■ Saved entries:

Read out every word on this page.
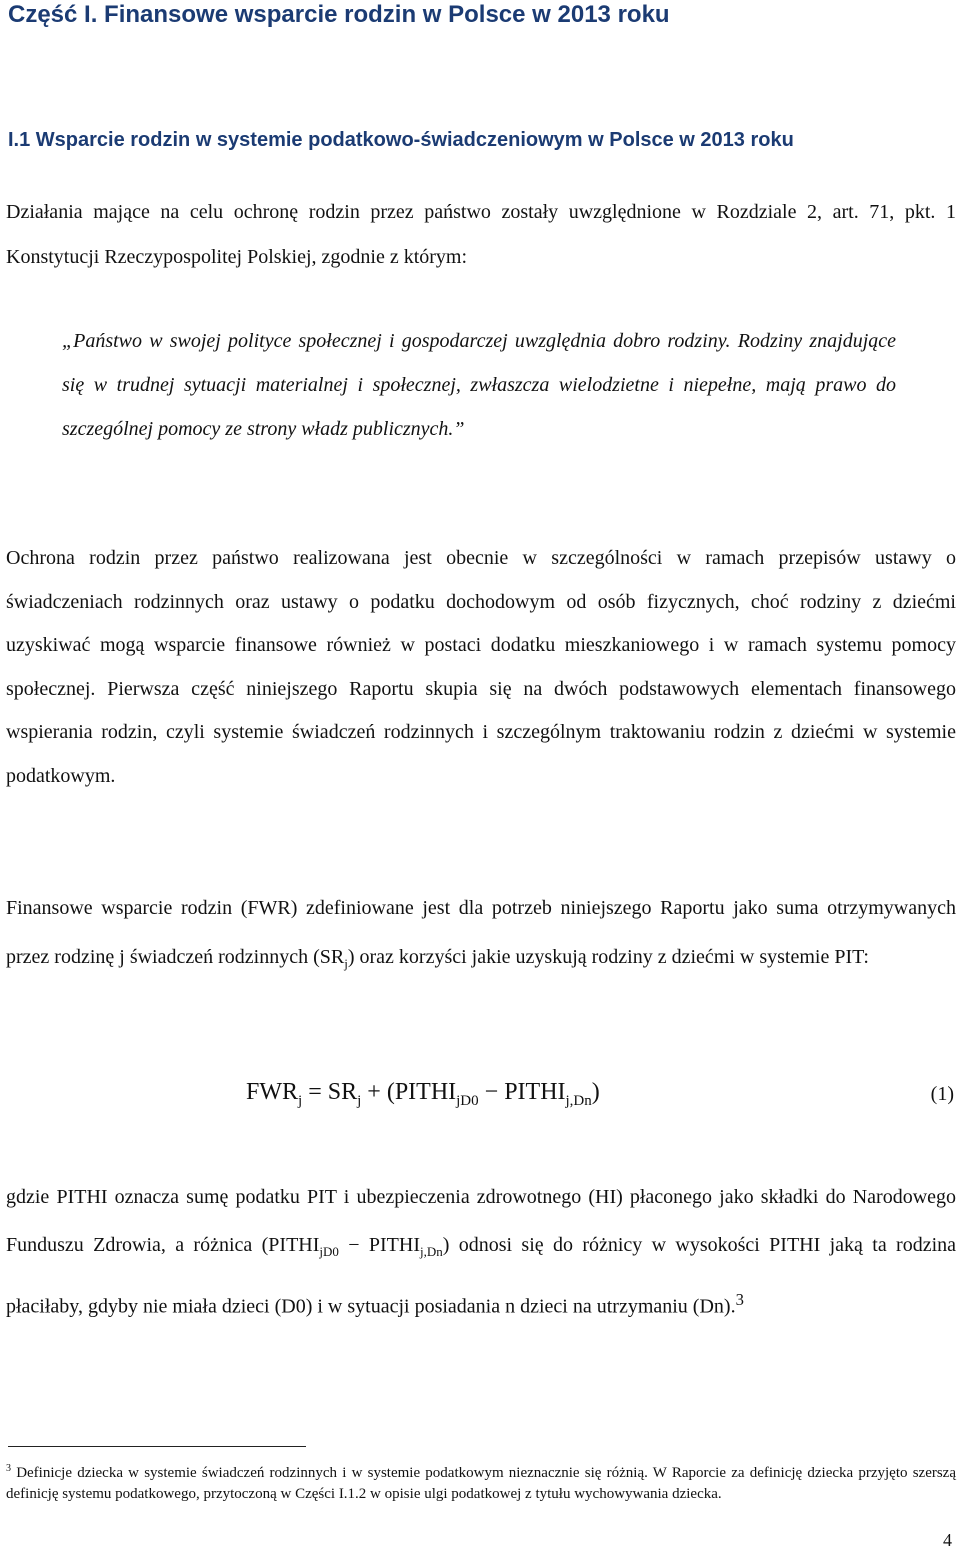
Część I. Finansowe wsparcie rodzin w Polsce w 2013 roku
I.1 Wsparcie rodzin w systemie podatkowo-świadczeniowym w Polsce w 2013 roku

Działania mające na celu ochronę rodzin przez państwo zostały uwzględnione w Rozdziale 2, art. 71, pkt. 1 Konstytucji Rzeczypospolitej Polskiej, zgodnie z którym:

„Państwo w swojej polityce społecznej i gospodarczej uwzględnia dobro rodziny. Rodziny znajdujące się w trudnej sytuacji materialnej i społecznej, zwłaszcza wielodzietne i niepełne, mają prawo do szczególnej pomocy ze strony władz publicznych.”

Ochrona rodzin przez państwo realizowana jest obecnie w szczególności w ramach przepisów ustawy o świadczeniach rodzinnych oraz ustawy o podatku dochodowym od osób fizycznych, choć rodziny z dziećmi uzyskiwać mogą wsparcie finansowe również w postaci dodatku mieszkaniowego i w ramach systemu pomocy społecznej. Pierwsza część niniejszego Raportu skupia się na dwóch podstawowych elementach finansowego wspierania rodzin, czyli systemie świadczeń rodzinnych i szczególnym traktowaniu rodzin z dziećmi w systemie podatkowym.

Finansowe wsparcie rodzin (FWR) zdefiniowane jest dla potrzeb niniejszego Raportu jako suma otrzymywanych przez rodzinę j świadczeń rodzinnych $(SR_j)$ oraz korzyści jakie uzyskują rodziny z dziećmi w systemie PIT:

$FWR_j = SR_j$ + ($PITHI_{jD0}$ − $PITHI_{j,Dn}$)	(1)

gdzie PITHI oznacza sumę podatku PIT i ubezpieczenia zdrowotnego (HI) płaconego jako składki do Narodowego Funduszu Zdrowia, a różnica ($PITHI_{jD0}$ − $PITHI_{j,Dn}$) odnosi się do różnicy w wysokości PITHI jaką ta rodzina płaciłaby, gdyby nie miała dzieci (D0) i w sytuacji posiadania n dzieci na utrzymaniu (Dn).$^3$

$^3$ Definicje dziecka w systemie świadczeń rodzinnych i w systemie podatkowym nieznacznie się różnią. W Raporcie za definicję dziecka przyjęto szerszą definicję systemu podatkowego, przytoczoną w Części I.1.2 w opisie ulgi podatkowej z tytułu wychowywania dziecka.

4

■ Problem: Set down all the data again exactly as above, pictures excluded.

■ Full response:
Read out every word on this page.
Część I. Finansowe wsparcie rodzin w Polsce w 2013 roku
I.1 Wsparcie rodzin w systemie podatkowo-świadczeniowym w Polsce w 2013 roku

Działania mające na celu ochronę rodzin przez państwo zostały uwzględnione w Rozdziale 2, art. 71, pkt. 1 Konstytucji Rzeczypospolitej Polskiej, zgodnie z którym:

„Państwo w swojej polityce społecznej i gospodarczej uwzględnia dobro rodziny. Rodziny znajdujące się w trudnej sytuacji materialnej i społecznej, zwłaszcza wielodzietne i niepełne, mają prawo do szczególnej pomocy ze strony władz publicznych.”

Ochrona rodzin przez państwo realizowana jest obecnie w szczególności w ramach przepisów ustawy o świadczeniach rodzinnych oraz ustawy o podatku dochodowym od osób fizycznych, choć rodziny z dziećmi uzyskiwać mogą wsparcie finansowe również w postaci dodatku mieszkaniowego i w ramach systemu pomocy społecznej. Pierwsza część niniejszego Raportu skupia się na dwóch podstawowych elementach finansowego wspierania rodzin, czyli systemie świadczeń rodzinnych i szczególnym traktowaniu rodzin z dziećmi w systemie podatkowym.

Finansowe wsparcie rodzin (FWR) zdefiniowane jest dla potrzeb niniejszego Raportu jako suma otrzymywanych przez rodzinę j świadczeń rodzinnych $(SR_j)$ oraz korzyści jakie uzyskują rodziny z dziećmi w systemie PIT:

$FWR_j = SR_j$ + ($PITHI_{jD0}$ − $PITHI_{j,Dn}$)	(1)

gdzie PITHI oznacza sumę podatku PIT i ubezpieczenia zdrowotnego (HI) płaconego jako składki do Narodowego Funduszu Zdrowia, a różnica ($PITHI_{jD0}$ − $PITHI_{j,Dn}$) odnosi się do różnicy w wysokości PITHI jaką ta rodzina płaciłaby, gdyby nie miała dzieci (D0) i w sytuacji posiadania n dzieci na utrzymaniu (Dn).$^3$

$^3$ Definicje dziecka w systemie świadczeń rodzinnych i w systemie podatkowym nieznacznie się różnią. W Raporcie za definicję dziecka przyjęto szerszą definicję systemu podatkowego, przytoczoną w Części I.1.2 w opisie ulgi podatkowej z tytułu wychowywania dziecka.

4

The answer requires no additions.